### Recorded information:
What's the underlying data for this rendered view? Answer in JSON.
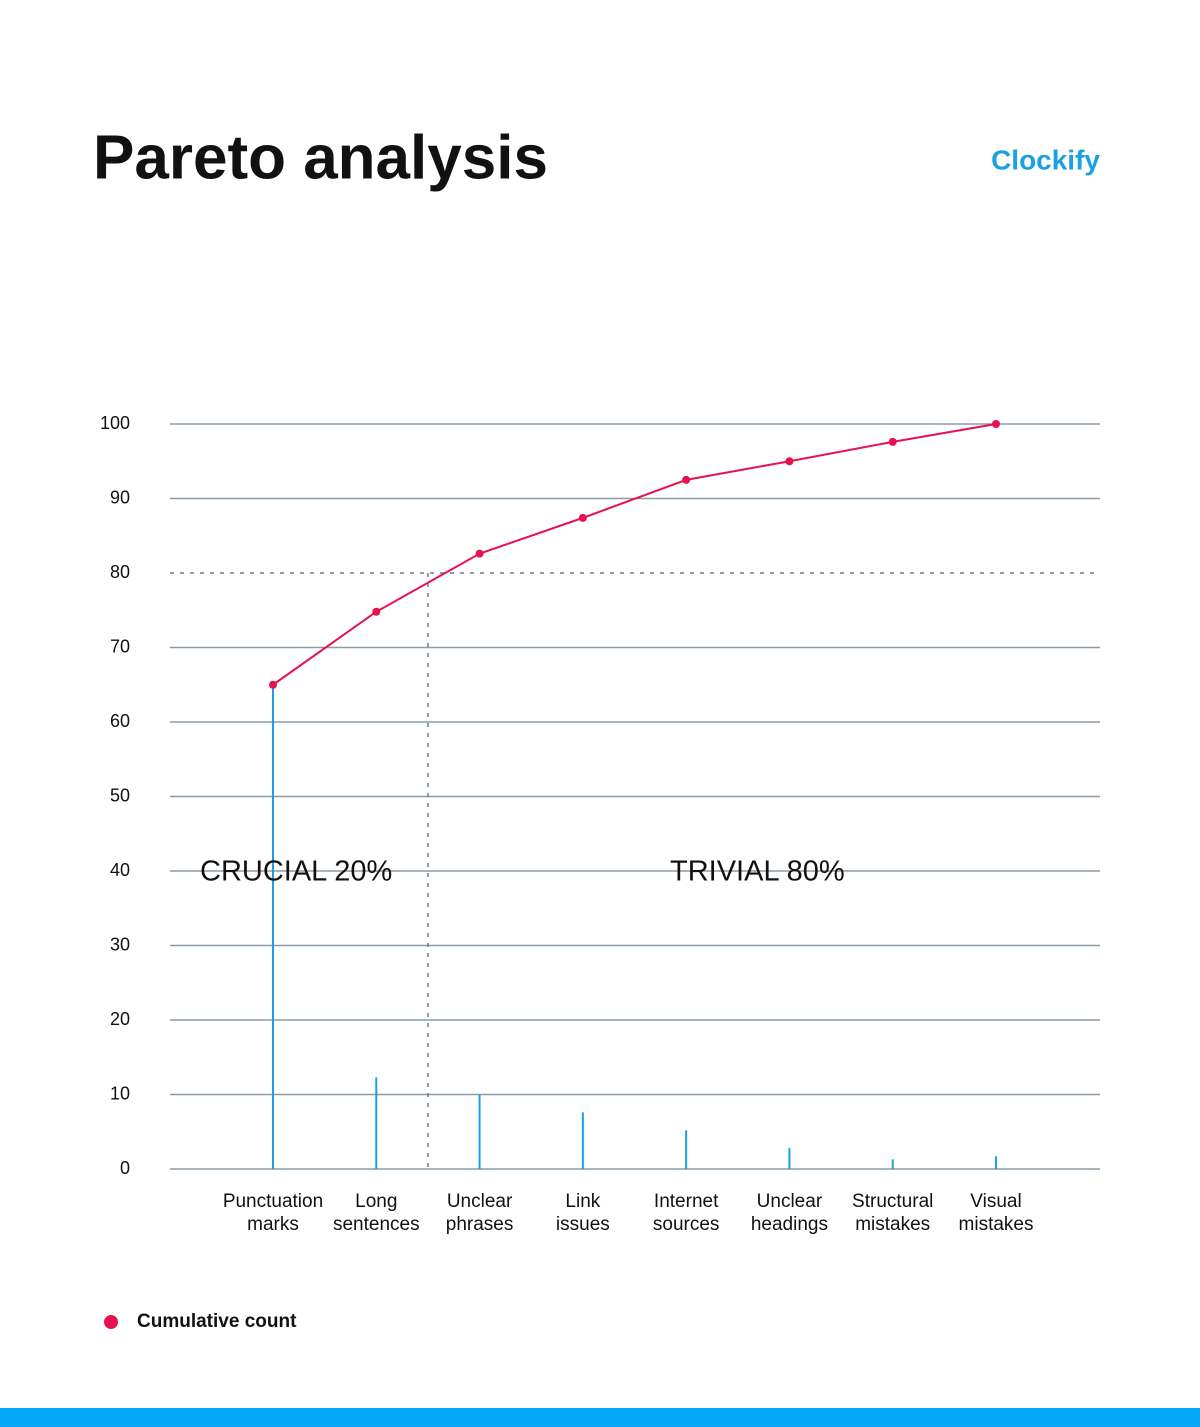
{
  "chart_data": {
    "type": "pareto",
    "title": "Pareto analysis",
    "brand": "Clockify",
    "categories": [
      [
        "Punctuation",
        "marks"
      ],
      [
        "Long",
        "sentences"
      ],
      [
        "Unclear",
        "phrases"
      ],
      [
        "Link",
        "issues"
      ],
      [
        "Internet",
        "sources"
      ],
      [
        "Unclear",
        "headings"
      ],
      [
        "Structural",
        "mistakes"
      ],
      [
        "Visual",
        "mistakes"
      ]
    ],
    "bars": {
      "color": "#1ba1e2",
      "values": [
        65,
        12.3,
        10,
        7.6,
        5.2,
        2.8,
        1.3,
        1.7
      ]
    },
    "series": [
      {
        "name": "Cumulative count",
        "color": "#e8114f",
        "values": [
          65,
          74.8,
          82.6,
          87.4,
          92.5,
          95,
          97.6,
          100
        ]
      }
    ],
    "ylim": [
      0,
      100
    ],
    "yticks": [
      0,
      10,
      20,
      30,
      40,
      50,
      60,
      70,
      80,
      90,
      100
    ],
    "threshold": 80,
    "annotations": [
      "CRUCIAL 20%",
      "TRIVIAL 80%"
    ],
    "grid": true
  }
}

--

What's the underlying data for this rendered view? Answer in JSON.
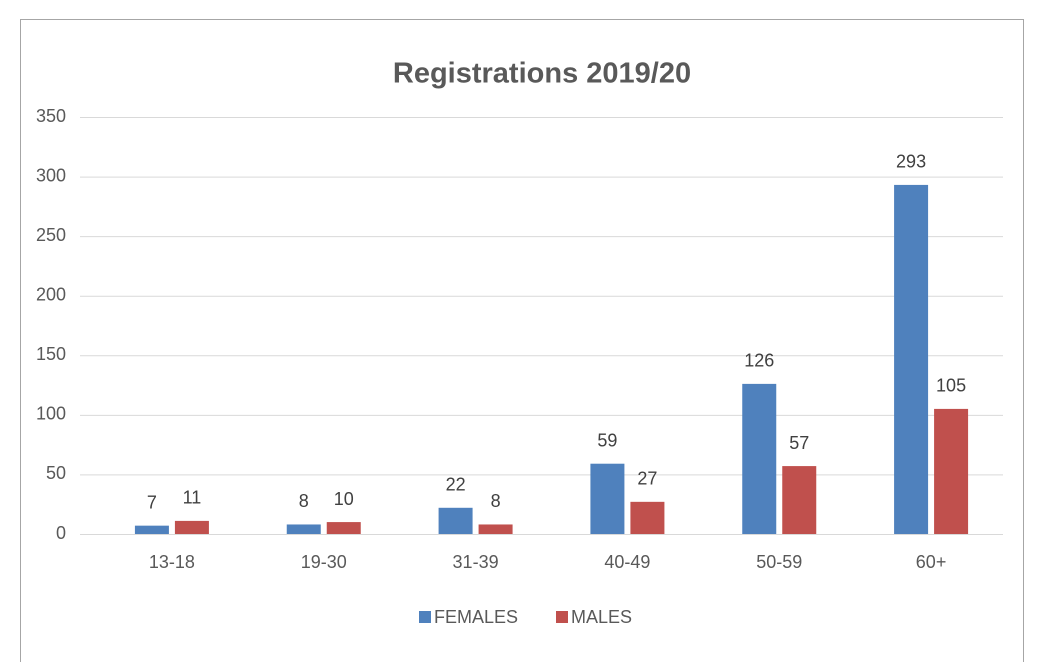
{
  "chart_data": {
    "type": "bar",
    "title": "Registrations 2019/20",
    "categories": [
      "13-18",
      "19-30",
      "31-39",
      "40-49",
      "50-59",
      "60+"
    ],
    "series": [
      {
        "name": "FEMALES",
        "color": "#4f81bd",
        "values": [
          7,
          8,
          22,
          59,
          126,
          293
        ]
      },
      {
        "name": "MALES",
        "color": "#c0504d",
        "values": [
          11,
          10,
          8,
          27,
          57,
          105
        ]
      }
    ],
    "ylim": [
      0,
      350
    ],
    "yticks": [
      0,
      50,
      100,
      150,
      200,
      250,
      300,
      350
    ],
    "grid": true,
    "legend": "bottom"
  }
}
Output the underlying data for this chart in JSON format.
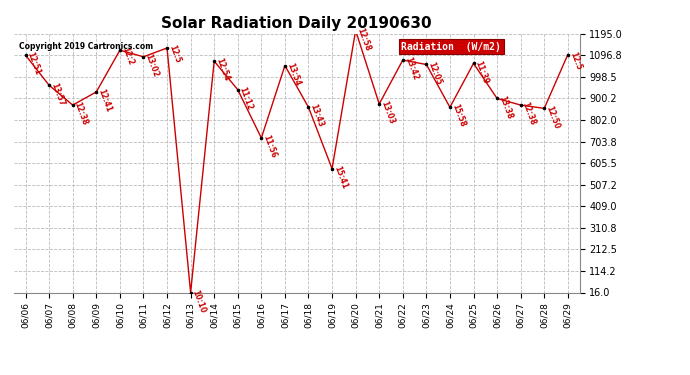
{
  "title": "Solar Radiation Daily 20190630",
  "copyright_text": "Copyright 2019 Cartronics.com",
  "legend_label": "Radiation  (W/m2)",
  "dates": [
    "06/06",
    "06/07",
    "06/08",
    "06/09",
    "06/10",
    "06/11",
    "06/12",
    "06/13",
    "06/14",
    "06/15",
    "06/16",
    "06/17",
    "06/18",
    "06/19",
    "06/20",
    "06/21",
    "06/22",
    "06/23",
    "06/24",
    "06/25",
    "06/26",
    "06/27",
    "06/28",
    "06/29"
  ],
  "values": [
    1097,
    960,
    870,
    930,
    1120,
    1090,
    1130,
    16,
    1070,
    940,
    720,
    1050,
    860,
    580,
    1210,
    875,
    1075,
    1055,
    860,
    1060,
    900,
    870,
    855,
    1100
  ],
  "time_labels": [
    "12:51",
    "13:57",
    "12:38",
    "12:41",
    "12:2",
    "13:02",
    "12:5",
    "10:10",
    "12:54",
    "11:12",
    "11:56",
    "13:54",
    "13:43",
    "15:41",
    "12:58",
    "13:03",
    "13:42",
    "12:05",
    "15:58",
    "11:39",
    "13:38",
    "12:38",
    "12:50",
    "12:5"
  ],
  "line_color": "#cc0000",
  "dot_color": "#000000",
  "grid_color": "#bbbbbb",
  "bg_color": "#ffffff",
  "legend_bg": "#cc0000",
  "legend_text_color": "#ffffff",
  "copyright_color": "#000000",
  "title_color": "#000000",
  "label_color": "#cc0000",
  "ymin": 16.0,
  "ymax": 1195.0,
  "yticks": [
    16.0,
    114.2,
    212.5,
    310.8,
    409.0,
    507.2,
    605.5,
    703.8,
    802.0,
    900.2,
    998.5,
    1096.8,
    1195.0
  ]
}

==

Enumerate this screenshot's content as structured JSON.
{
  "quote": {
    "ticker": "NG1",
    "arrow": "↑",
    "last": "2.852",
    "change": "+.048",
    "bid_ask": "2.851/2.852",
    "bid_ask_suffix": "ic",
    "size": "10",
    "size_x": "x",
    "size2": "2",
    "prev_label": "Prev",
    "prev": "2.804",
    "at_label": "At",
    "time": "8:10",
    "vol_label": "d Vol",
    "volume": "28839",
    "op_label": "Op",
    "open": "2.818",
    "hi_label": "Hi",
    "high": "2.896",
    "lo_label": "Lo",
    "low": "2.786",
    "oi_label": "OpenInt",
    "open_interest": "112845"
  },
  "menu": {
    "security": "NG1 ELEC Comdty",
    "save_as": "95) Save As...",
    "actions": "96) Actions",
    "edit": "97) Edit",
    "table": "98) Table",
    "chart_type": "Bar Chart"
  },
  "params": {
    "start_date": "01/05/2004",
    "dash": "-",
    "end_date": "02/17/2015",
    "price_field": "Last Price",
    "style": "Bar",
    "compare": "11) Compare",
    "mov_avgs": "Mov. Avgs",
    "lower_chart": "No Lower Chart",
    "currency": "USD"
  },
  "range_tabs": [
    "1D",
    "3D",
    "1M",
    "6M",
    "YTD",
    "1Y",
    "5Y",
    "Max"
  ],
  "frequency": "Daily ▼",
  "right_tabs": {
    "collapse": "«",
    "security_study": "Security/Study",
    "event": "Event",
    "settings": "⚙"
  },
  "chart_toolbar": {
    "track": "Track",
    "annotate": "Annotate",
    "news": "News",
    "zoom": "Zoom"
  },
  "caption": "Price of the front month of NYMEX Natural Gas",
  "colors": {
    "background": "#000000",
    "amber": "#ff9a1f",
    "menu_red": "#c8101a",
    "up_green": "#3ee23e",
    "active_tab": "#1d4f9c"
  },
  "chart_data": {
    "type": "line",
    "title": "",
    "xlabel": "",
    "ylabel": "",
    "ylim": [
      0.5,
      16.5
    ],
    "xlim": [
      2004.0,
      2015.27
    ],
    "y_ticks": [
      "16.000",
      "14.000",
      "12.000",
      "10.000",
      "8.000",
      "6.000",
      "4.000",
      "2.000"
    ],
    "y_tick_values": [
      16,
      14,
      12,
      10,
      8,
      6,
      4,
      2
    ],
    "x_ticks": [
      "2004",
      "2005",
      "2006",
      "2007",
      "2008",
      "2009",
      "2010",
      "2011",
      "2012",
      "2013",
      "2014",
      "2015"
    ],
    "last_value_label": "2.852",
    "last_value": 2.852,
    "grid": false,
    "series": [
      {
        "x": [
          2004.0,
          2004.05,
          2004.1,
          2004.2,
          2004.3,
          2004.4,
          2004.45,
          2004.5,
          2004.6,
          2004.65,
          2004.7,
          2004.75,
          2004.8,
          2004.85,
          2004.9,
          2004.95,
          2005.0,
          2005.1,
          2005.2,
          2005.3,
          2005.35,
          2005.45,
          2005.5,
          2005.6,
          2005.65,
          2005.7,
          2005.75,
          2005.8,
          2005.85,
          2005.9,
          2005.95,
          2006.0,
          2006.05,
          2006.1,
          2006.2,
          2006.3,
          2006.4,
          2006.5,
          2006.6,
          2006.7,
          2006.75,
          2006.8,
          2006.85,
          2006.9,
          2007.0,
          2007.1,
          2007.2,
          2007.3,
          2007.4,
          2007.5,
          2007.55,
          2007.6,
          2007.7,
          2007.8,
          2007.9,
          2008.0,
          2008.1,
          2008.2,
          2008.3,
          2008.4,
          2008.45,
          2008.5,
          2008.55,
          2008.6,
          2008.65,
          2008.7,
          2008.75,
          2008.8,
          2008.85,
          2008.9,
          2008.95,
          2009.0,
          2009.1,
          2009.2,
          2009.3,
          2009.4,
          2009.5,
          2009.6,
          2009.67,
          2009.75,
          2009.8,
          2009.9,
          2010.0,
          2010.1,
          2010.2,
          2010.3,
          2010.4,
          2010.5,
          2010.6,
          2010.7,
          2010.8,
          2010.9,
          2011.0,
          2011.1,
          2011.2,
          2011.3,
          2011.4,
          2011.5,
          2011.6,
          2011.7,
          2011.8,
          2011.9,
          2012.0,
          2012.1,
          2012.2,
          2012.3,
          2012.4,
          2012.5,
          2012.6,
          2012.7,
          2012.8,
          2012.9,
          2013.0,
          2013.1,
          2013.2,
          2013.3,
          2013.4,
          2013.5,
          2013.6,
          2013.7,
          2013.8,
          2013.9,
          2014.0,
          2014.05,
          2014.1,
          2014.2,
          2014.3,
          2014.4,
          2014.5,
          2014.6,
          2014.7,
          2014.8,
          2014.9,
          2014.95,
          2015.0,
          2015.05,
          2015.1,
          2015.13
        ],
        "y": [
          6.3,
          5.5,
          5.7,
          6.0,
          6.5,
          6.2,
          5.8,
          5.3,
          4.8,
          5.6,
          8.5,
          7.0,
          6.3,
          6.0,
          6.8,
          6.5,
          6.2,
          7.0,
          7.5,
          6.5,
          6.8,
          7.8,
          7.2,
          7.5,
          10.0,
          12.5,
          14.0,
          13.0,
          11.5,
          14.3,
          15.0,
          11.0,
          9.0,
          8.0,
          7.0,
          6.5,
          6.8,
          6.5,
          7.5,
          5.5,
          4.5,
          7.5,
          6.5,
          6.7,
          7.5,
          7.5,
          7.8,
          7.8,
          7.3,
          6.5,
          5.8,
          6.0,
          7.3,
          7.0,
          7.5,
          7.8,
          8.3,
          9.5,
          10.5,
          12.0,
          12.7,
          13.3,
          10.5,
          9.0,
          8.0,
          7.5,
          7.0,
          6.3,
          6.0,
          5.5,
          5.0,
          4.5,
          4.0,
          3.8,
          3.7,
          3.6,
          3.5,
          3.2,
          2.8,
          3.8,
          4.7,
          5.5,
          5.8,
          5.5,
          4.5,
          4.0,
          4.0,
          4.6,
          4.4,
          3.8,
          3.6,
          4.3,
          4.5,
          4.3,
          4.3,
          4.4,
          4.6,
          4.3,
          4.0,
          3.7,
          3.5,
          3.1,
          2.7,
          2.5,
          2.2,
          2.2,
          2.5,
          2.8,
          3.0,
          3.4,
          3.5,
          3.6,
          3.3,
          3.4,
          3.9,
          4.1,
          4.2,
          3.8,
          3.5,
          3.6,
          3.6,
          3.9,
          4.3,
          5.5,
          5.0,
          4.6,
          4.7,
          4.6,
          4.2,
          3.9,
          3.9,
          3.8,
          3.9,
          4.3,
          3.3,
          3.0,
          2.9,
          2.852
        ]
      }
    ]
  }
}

### What needs to be done:
Check every line for "ffffff" and show the ones that have it.

### The reply:
  "bg_color": "#ffffff",
  "legend_text_color": "#ffffff",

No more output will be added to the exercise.